### INSTRUCTIONS TO FOLLOW
Reproduce the listing below without any change.

__________________________________________________

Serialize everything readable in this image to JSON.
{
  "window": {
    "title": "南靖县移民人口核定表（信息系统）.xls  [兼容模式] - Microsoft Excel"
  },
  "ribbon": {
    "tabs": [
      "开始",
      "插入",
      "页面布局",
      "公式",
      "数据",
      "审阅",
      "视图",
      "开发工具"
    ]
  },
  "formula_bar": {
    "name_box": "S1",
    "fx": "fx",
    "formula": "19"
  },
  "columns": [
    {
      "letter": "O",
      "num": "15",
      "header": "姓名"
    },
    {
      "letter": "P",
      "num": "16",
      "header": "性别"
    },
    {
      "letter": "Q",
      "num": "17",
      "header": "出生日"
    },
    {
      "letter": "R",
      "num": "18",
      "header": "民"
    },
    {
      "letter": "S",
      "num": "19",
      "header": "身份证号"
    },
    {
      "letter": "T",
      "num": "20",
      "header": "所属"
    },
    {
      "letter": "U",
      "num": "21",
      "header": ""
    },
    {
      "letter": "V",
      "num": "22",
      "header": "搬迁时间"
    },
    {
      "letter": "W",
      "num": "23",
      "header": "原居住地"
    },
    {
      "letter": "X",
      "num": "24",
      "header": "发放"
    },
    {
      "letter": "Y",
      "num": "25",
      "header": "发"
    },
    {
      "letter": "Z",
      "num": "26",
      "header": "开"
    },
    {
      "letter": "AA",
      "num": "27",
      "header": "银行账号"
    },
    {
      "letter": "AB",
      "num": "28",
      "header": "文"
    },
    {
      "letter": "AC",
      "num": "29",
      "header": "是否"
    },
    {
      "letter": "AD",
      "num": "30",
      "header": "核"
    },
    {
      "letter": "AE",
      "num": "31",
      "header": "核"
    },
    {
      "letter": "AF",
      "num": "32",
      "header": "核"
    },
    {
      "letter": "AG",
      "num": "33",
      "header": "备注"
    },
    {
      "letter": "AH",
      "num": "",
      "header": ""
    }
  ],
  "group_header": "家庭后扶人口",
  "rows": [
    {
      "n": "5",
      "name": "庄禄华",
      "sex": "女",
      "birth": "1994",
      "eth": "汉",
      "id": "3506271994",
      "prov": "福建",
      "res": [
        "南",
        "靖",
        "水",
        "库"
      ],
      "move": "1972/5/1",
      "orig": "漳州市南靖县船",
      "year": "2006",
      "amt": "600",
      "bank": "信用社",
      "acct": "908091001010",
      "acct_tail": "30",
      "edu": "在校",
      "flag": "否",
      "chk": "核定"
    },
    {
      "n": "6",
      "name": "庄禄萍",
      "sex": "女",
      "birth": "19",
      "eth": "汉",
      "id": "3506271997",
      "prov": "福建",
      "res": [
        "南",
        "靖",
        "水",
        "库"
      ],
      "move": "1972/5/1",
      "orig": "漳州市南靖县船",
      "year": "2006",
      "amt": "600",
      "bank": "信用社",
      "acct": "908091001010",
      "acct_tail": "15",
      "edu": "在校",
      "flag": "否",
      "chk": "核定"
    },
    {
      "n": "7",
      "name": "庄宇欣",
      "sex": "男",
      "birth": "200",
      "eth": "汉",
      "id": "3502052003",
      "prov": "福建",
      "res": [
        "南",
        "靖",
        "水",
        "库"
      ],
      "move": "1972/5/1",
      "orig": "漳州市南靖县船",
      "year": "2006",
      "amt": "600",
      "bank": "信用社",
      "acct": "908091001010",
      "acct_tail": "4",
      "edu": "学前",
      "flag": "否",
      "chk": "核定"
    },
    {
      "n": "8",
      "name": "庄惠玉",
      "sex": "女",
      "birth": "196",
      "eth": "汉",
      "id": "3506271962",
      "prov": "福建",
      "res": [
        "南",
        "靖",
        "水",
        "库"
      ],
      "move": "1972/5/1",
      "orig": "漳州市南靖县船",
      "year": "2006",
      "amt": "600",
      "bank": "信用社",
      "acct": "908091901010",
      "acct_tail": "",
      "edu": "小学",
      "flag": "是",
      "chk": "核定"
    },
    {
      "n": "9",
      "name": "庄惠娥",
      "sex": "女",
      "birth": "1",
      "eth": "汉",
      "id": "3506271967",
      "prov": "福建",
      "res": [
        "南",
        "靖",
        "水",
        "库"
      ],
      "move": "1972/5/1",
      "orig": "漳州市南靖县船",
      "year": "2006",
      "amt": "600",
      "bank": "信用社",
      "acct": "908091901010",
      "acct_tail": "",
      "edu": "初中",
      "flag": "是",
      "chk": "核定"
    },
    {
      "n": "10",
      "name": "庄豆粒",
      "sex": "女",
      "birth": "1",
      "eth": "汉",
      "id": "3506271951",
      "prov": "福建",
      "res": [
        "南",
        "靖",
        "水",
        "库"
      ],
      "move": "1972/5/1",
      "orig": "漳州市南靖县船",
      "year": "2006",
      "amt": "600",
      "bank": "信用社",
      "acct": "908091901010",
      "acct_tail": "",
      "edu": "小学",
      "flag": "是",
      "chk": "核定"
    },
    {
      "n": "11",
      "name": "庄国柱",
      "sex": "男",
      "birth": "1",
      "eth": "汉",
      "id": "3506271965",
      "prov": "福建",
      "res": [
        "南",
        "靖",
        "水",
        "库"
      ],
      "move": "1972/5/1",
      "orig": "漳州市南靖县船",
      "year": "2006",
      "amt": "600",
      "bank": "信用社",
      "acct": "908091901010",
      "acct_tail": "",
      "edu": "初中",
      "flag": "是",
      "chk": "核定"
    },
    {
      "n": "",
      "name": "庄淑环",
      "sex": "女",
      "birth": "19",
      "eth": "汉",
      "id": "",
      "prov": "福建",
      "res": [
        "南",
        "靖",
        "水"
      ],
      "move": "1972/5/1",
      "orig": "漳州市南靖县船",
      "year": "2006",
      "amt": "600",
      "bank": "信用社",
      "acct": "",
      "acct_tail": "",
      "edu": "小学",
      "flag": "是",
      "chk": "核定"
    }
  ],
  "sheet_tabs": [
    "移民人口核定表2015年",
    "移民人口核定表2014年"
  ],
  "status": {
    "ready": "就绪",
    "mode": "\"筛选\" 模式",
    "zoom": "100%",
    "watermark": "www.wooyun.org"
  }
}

__________________________________________________

### TASK OUTPUT
Serialize everything readable in this image to JSON.
{
  "window": {
    "title": "南靖县移民人口核定表（信息系统）.xls  [兼容模式] - Microsoft Excel"
  },
  "ribbon": {
    "tabs": [
      "开始",
      "插入",
      "页面布局",
      "公式",
      "数据",
      "审阅",
      "视图",
      "开发工具"
    ]
  },
  "formula_bar": {
    "name_box": "S1",
    "fx": "fx",
    "formula": "19"
  },
  "columns": [
    {
      "letter": "O",
      "num": "15",
      "header": "姓名"
    },
    {
      "letter": "P",
      "num": "16",
      "header": "性别"
    },
    {
      "letter": "Q",
      "num": "17",
      "header": "出生日"
    },
    {
      "letter": "R",
      "num": "18",
      "header": "民"
    },
    {
      "letter": "S",
      "num": "19",
      "header": "身份证号"
    },
    {
      "letter": "T",
      "num": "20",
      "header": "所属"
    },
    {
      "letter": "U",
      "num": "21",
      "header": ""
    },
    {
      "letter": "V",
      "num": "22",
      "header": "搬迁时间"
    },
    {
      "letter": "W",
      "num": "23",
      "header": "原居住地"
    },
    {
      "letter": "X",
      "num": "24",
      "header": "发放"
    },
    {
      "letter": "Y",
      "num": "25",
      "header": "发"
    },
    {
      "letter": "Z",
      "num": "26",
      "header": "开"
    },
    {
      "letter": "AA",
      "num": "27",
      "header": "银行账号"
    },
    {
      "letter": "AB",
      "num": "28",
      "header": "文"
    },
    {
      "letter": "AC",
      "num": "29",
      "header": "是否"
    },
    {
      "letter": "AD",
      "num": "30",
      "header": "核"
    },
    {
      "letter": "AE",
      "num": "31",
      "header": "核"
    },
    {
      "letter": "AF",
      "num": "32",
      "header": "核"
    },
    {
      "letter": "AG",
      "num": "33",
      "header": "备注"
    },
    {
      "letter": "AH",
      "num": "",
      "header": ""
    }
  ],
  "group_header": "家庭后扶人口",
  "rows": [
    {
      "n": "5",
      "name": "庄禄华",
      "sex": "女",
      "birth": "1994",
      "eth": "汉",
      "id": "3506271994",
      "prov": "福建",
      "res": [
        "南",
        "靖",
        "水",
        "库"
      ],
      "move": "1972/5/1",
      "orig": "漳州市南靖县船",
      "year": "2006",
      "amt": "600",
      "bank": "信用社",
      "acct": "908091001010",
      "acct_tail": "30",
      "edu": "在校",
      "flag": "否",
      "chk": "核定"
    },
    {
      "n": "6",
      "name": "庄禄萍",
      "sex": "女",
      "birth": "19",
      "eth": "汉",
      "id": "3506271997",
      "prov": "福建",
      "res": [
        "南",
        "靖",
        "水",
        "库"
      ],
      "move": "1972/5/1",
      "orig": "漳州市南靖县船",
      "year": "2006",
      "amt": "600",
      "bank": "信用社",
      "acct": "908091001010",
      "acct_tail": "15",
      "edu": "在校",
      "flag": "否",
      "chk": "核定"
    },
    {
      "n": "7",
      "name": "庄宇欣",
      "sex": "男",
      "birth": "200",
      "eth": "汉",
      "id": "3502052003",
      "prov": "福建",
      "res": [
        "南",
        "靖",
        "水",
        "库"
      ],
      "move": "1972/5/1",
      "orig": "漳州市南靖县船",
      "year": "2006",
      "amt": "600",
      "bank": "信用社",
      "acct": "908091001010",
      "acct_tail": "4",
      "edu": "学前",
      "flag": "否",
      "chk": "核定"
    },
    {
      "n": "8",
      "name": "庄惠玉",
      "sex": "女",
      "birth": "196",
      "eth": "汉",
      "id": "3506271962",
      "prov": "福建",
      "res": [
        "南",
        "靖",
        "水",
        "库"
      ],
      "move": "1972/5/1",
      "orig": "漳州市南靖县船",
      "year": "2006",
      "amt": "600",
      "bank": "信用社",
      "acct": "908091901010",
      "acct_tail": "",
      "edu": "小学",
      "flag": "是",
      "chk": "核定"
    },
    {
      "n": "9",
      "name": "庄惠娥",
      "sex": "女",
      "birth": "1",
      "eth": "汉",
      "id": "3506271967",
      "prov": "福建",
      "res": [
        "南",
        "靖",
        "水",
        "库"
      ],
      "move": "1972/5/1",
      "orig": "漳州市南靖县船",
      "year": "2006",
      "amt": "600",
      "bank": "信用社",
      "acct": "908091901010",
      "acct_tail": "",
      "edu": "初中",
      "flag": "是",
      "chk": "核定"
    },
    {
      "n": "10",
      "name": "庄豆粒",
      "sex": "女",
      "birth": "1",
      "eth": "汉",
      "id": "3506271951",
      "prov": "福建",
      "res": [
        "南",
        "靖",
        "水",
        "库"
      ],
      "move": "1972/5/1",
      "orig": "漳州市南靖县船",
      "year": "2006",
      "amt": "600",
      "bank": "信用社",
      "acct": "908091901010",
      "acct_tail": "",
      "edu": "小学",
      "flag": "是",
      "chk": "核定"
    },
    {
      "n": "11",
      "name": "庄国柱",
      "sex": "男",
      "birth": "1",
      "eth": "汉",
      "id": "3506271965",
      "prov": "福建",
      "res": [
        "南",
        "靖",
        "水",
        "库"
      ],
      "move": "1972/5/1",
      "orig": "漳州市南靖县船",
      "year": "2006",
      "amt": "600",
      "bank": "信用社",
      "acct": "908091901010",
      "acct_tail": "",
      "edu": "初中",
      "flag": "是",
      "chk": "核定"
    },
    {
      "n": "",
      "name": "庄淑环",
      "sex": "女",
      "birth": "19",
      "eth": "汉",
      "id": "",
      "prov": "福建",
      "res": [
        "南",
        "靖",
        "水"
      ],
      "move": "1972/5/1",
      "orig": "漳州市南靖县船",
      "year": "2006",
      "amt": "600",
      "bank": "信用社",
      "acct": "",
      "acct_tail": "",
      "edu": "小学",
      "flag": "是",
      "chk": "核定"
    }
  ],
  "sheet_tabs": [
    "移民人口核定表2015年",
    "移民人口核定表2014年"
  ],
  "status": {
    "ready": "就绪",
    "mode": "\"筛选\" 模式",
    "zoom": "100%",
    "watermark": "www.wooyun.org"
  }
}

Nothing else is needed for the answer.